# [Task requirements]
Filter the listing below down to the lines with the word "feeds" and copy those.

======

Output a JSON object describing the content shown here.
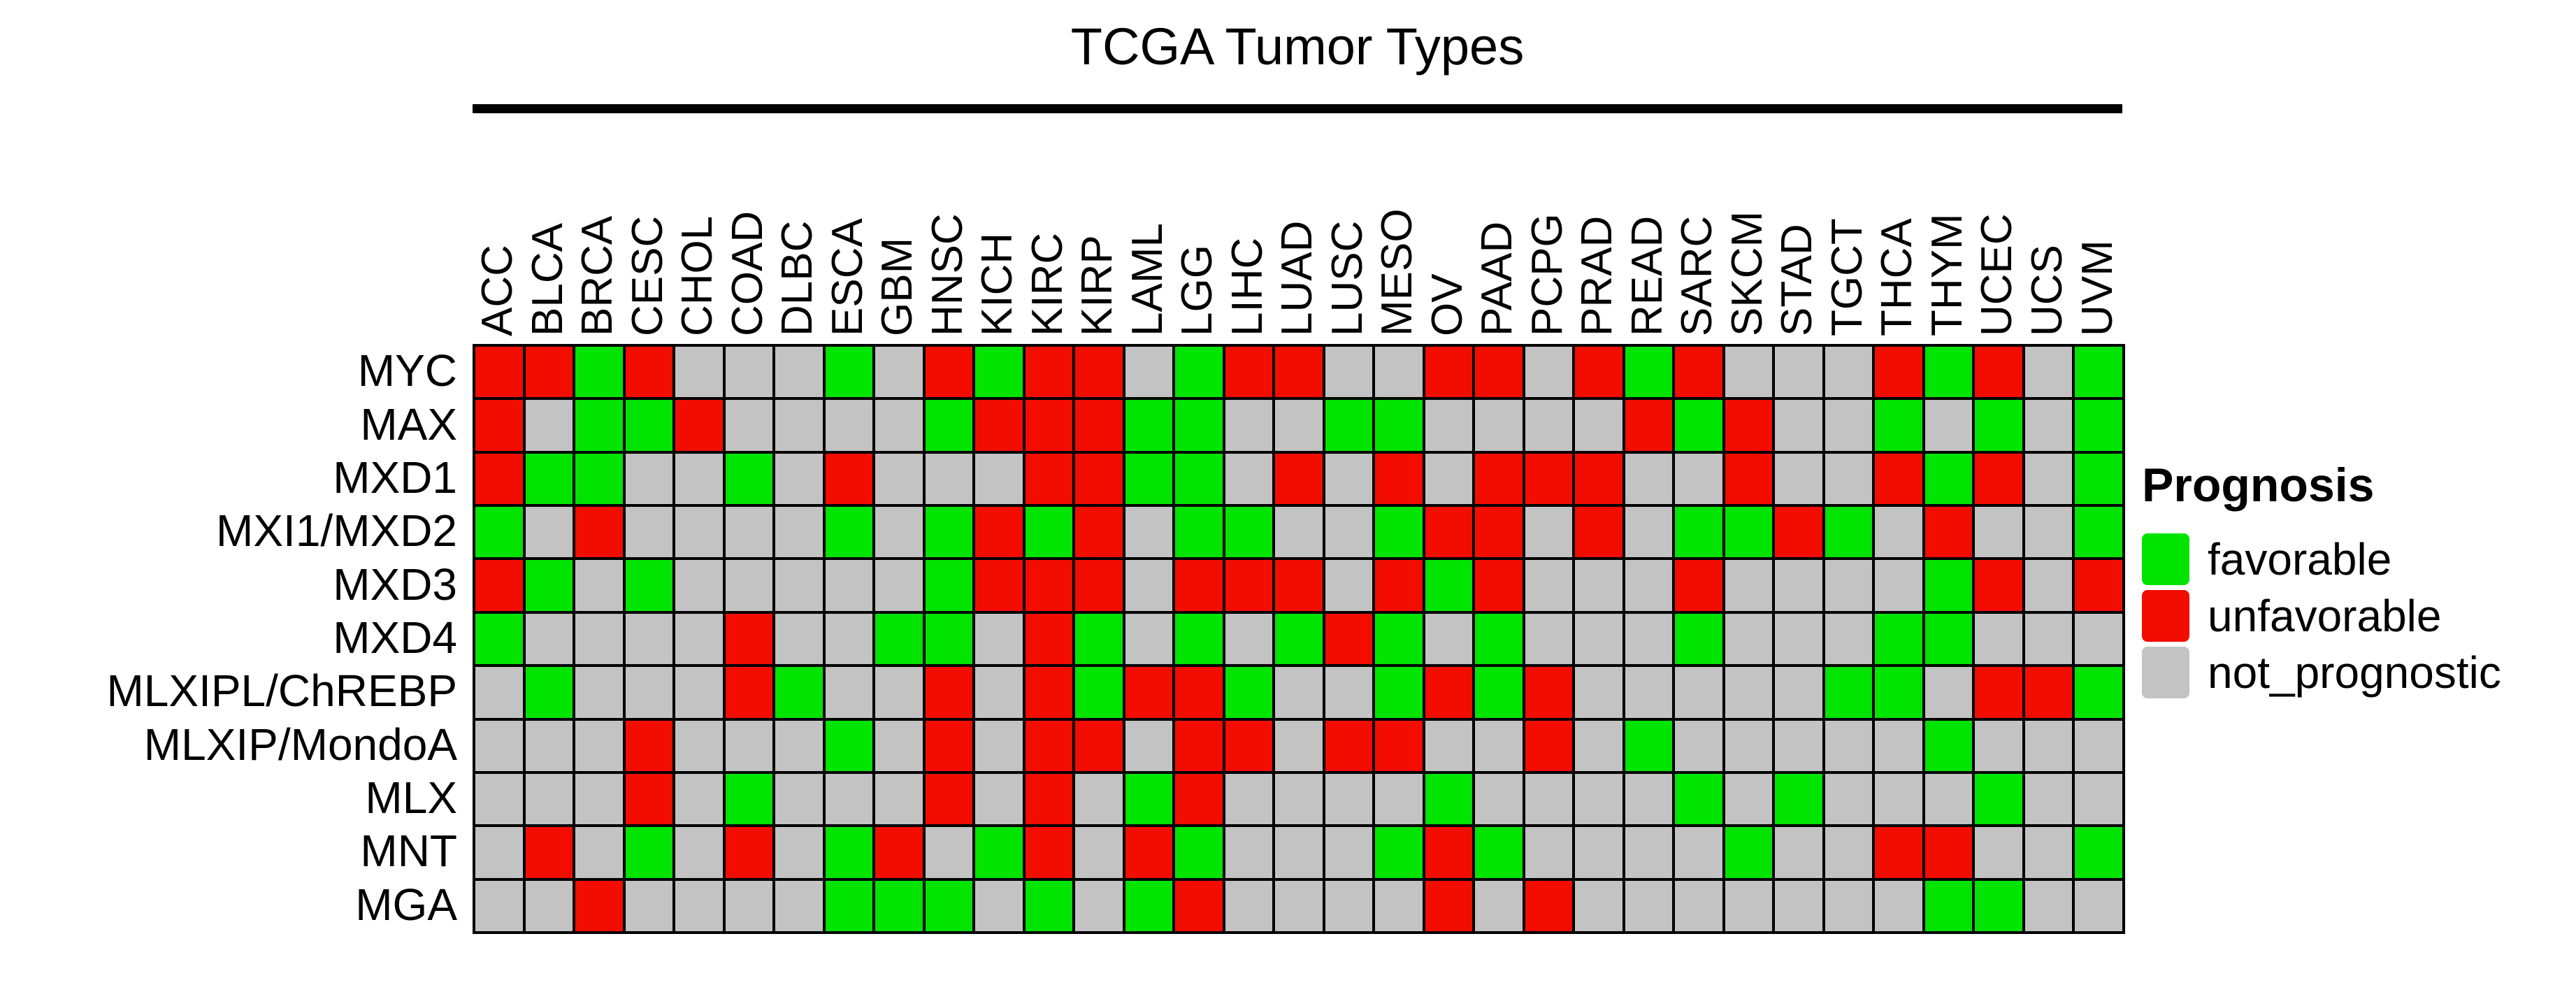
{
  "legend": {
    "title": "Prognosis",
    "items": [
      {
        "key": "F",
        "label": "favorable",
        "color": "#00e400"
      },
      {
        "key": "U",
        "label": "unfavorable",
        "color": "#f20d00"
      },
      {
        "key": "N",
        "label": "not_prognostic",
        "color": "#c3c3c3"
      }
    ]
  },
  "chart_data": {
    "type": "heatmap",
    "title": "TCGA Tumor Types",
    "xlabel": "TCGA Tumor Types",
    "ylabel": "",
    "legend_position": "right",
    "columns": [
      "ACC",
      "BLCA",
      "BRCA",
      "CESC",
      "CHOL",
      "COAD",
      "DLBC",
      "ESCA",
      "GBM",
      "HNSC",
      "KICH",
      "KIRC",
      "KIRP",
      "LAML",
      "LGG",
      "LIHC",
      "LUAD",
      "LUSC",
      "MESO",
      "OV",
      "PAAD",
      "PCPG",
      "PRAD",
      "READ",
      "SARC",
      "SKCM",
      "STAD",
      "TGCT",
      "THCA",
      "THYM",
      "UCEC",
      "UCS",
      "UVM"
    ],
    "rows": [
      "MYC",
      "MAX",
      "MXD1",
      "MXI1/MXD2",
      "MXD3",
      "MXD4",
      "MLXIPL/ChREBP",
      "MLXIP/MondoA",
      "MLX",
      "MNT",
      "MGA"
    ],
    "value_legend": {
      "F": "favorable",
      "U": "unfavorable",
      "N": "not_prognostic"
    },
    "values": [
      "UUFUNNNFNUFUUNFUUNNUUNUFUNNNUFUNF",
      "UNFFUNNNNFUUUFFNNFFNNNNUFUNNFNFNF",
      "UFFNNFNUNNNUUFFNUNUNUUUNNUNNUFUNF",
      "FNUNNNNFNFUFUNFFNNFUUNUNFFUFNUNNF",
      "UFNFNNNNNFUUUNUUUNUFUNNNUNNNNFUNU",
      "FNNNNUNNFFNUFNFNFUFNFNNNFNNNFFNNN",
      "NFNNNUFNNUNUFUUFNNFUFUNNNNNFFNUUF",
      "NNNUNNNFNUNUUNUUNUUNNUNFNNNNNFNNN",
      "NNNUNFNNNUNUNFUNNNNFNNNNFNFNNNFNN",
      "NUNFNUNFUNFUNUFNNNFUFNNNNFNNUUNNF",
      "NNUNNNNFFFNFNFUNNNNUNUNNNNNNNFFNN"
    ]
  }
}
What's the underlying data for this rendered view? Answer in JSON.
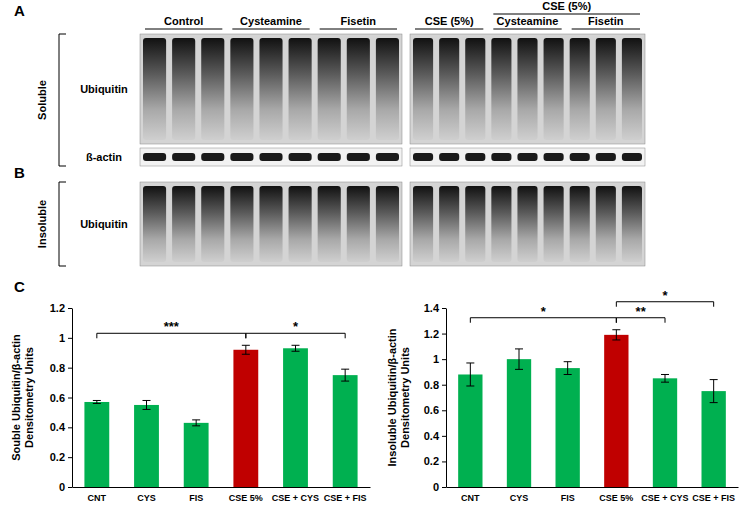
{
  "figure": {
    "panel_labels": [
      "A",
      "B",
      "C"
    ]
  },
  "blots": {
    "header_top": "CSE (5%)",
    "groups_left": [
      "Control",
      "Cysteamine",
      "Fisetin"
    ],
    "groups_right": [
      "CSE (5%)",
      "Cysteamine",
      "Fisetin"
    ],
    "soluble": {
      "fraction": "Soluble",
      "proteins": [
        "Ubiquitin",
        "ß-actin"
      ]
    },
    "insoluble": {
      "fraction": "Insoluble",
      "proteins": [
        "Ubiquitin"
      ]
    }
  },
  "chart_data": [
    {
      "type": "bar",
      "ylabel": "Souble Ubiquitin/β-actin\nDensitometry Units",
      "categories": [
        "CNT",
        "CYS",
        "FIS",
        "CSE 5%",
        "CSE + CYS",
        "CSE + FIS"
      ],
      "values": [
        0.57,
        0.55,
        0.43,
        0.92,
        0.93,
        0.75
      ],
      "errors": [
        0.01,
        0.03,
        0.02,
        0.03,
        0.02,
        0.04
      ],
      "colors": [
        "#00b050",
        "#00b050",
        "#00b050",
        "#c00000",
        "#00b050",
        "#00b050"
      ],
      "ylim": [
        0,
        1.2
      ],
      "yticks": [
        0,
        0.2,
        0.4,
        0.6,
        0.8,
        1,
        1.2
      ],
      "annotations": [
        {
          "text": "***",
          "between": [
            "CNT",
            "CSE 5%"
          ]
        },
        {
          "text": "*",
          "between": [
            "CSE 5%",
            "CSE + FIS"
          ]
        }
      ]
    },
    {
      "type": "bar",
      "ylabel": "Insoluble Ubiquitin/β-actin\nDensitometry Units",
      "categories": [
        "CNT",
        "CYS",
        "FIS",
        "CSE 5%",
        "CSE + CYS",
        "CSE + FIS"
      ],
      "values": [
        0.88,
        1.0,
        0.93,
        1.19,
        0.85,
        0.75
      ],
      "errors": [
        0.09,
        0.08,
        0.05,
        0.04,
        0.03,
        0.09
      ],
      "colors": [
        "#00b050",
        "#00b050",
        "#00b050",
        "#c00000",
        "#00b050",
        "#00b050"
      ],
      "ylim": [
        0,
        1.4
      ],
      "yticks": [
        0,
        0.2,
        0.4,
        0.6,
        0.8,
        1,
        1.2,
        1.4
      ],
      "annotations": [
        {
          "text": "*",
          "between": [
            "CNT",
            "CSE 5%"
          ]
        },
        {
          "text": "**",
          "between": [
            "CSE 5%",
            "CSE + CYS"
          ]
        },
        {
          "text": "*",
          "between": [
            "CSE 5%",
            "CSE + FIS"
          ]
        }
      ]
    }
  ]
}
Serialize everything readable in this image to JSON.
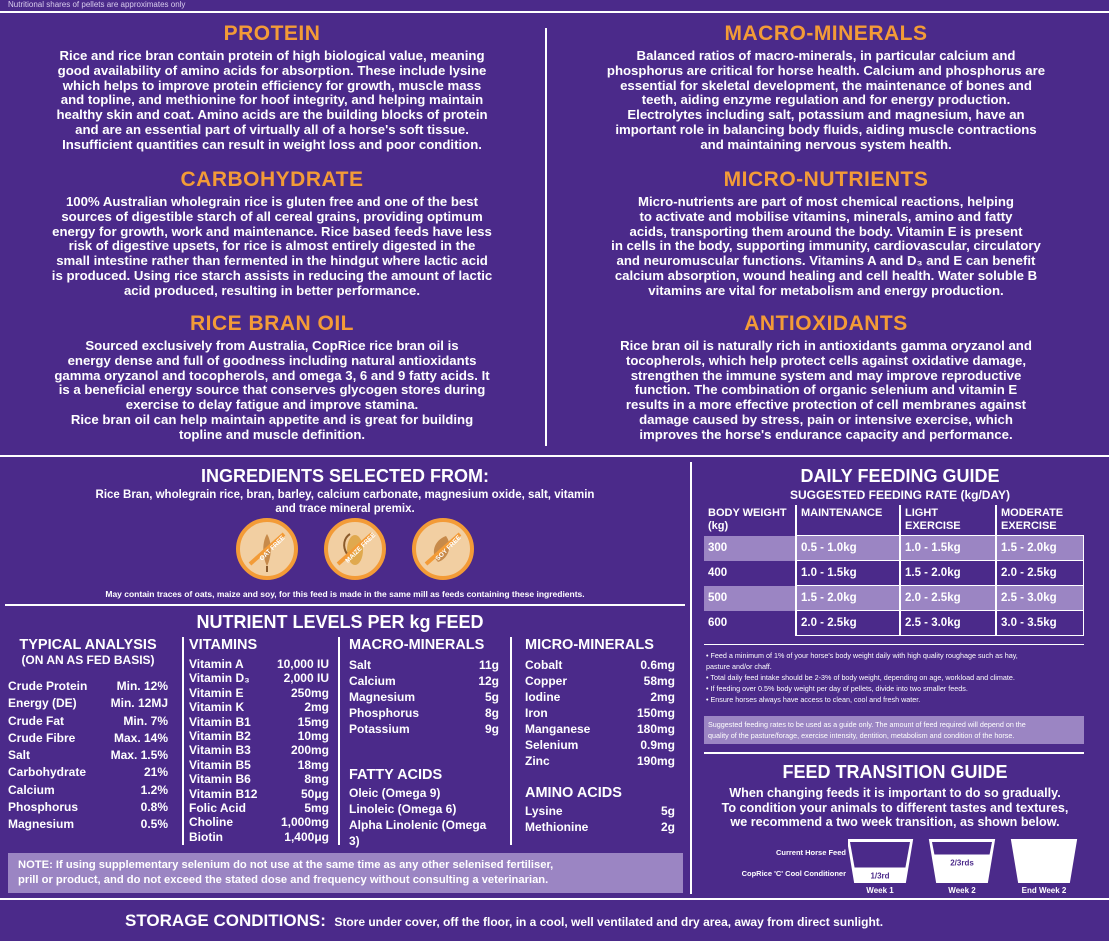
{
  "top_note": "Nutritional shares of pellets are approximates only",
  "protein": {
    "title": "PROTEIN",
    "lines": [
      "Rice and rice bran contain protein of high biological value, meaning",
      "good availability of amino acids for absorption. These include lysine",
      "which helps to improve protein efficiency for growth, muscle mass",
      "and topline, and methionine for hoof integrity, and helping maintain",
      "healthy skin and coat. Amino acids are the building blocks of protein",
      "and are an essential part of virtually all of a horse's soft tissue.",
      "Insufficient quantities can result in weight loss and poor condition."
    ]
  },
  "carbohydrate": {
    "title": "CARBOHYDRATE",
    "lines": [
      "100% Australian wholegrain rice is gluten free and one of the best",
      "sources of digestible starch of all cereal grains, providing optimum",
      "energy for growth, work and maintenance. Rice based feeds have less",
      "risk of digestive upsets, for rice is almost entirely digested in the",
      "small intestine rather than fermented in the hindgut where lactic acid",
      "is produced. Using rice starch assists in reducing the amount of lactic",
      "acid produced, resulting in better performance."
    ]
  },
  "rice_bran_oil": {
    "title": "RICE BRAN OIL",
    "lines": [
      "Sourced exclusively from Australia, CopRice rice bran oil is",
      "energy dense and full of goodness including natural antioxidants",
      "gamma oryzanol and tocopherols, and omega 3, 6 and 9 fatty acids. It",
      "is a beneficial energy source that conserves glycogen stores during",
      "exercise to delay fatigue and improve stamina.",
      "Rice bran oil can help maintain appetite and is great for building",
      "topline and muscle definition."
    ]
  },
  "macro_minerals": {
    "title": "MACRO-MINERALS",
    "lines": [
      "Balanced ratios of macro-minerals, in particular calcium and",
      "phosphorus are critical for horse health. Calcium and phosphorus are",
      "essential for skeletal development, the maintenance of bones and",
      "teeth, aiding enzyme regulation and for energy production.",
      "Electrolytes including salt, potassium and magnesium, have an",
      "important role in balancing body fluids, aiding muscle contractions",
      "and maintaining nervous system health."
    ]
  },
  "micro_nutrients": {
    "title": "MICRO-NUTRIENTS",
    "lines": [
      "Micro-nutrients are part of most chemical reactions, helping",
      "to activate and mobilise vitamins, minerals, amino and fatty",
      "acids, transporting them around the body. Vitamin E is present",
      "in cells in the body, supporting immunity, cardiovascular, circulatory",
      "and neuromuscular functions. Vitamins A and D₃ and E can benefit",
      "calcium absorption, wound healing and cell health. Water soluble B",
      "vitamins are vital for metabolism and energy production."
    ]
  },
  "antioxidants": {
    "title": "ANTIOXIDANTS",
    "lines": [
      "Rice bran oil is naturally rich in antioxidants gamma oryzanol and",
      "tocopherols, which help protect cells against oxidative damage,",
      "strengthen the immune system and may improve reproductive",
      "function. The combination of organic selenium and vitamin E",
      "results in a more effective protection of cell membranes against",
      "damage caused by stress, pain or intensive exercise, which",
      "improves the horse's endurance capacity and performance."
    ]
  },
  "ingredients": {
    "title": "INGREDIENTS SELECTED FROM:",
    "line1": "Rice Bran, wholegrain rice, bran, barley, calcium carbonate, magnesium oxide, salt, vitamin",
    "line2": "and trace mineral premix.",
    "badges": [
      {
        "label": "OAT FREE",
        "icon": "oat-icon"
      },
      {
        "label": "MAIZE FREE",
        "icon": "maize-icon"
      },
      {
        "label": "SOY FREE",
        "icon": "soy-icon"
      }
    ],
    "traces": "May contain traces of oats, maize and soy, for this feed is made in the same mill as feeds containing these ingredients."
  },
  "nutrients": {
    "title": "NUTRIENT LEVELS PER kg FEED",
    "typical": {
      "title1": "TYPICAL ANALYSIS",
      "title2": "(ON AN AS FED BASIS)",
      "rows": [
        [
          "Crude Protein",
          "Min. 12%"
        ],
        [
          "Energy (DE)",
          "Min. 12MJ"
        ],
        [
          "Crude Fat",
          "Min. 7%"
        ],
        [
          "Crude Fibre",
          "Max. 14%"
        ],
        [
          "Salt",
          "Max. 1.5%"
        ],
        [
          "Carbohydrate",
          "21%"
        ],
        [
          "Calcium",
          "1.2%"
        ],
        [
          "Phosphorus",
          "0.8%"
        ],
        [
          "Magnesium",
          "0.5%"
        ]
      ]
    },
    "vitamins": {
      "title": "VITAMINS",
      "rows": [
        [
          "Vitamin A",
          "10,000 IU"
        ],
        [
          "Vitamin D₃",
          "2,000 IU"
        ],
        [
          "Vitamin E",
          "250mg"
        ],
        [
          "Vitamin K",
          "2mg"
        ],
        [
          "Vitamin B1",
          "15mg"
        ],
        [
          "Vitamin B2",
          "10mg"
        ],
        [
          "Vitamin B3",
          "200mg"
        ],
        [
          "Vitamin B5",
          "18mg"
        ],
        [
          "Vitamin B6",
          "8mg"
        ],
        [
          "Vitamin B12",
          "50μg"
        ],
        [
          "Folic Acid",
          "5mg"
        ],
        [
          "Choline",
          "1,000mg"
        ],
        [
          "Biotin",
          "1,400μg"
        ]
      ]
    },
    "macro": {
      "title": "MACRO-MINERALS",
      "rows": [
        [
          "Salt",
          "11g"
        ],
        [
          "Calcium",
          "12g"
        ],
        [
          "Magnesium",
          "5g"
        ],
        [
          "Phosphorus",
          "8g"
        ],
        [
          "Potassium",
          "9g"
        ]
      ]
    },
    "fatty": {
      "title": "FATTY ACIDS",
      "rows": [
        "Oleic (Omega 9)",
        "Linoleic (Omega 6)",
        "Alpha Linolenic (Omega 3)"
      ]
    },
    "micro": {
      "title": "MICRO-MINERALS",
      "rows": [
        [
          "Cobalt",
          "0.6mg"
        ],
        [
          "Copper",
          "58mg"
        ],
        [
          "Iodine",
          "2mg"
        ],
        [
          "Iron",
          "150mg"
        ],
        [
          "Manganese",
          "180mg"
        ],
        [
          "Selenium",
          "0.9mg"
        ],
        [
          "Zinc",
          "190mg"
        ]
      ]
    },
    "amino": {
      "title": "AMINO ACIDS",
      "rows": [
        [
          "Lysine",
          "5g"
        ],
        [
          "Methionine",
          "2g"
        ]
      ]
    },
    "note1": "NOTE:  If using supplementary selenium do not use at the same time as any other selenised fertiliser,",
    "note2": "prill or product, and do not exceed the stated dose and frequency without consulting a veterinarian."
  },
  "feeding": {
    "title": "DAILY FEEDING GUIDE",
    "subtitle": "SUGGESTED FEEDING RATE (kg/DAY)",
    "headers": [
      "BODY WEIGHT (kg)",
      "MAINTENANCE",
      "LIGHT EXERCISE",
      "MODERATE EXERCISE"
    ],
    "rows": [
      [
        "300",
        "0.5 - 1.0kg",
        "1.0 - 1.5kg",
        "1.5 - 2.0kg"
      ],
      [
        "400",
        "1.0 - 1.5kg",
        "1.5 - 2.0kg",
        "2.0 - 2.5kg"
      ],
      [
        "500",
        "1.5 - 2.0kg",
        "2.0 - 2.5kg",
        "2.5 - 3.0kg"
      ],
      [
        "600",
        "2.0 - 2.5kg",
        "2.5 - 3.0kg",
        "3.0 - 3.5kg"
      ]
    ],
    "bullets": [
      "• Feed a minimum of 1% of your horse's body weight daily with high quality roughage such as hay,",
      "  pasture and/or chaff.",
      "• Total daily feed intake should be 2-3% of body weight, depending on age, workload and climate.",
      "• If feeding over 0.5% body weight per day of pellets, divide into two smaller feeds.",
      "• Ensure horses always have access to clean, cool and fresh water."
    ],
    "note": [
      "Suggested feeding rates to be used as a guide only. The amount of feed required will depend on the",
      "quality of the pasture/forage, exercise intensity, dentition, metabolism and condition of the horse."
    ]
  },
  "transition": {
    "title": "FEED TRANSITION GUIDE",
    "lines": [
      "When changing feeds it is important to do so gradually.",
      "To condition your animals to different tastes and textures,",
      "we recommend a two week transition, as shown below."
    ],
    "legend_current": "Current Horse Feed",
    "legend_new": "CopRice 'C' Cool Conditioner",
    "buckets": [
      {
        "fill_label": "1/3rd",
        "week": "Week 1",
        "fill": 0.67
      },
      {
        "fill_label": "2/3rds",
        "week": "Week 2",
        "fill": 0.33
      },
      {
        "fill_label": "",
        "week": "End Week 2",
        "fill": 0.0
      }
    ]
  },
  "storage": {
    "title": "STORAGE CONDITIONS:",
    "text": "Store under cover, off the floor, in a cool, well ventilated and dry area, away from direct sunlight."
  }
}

======

# [Written response]
      "energy for growth, work and maintenance. Rice based feeds have less",
    "traces": "May contain traces of oats, maize and soy, for this feed is made in the same mill as feeds containing these ingredients."
      "• If feeding over 0.5% body weight per day of pellets, divide into two smaller feeds.",
      "When changing feeds it is important to do so gradually.",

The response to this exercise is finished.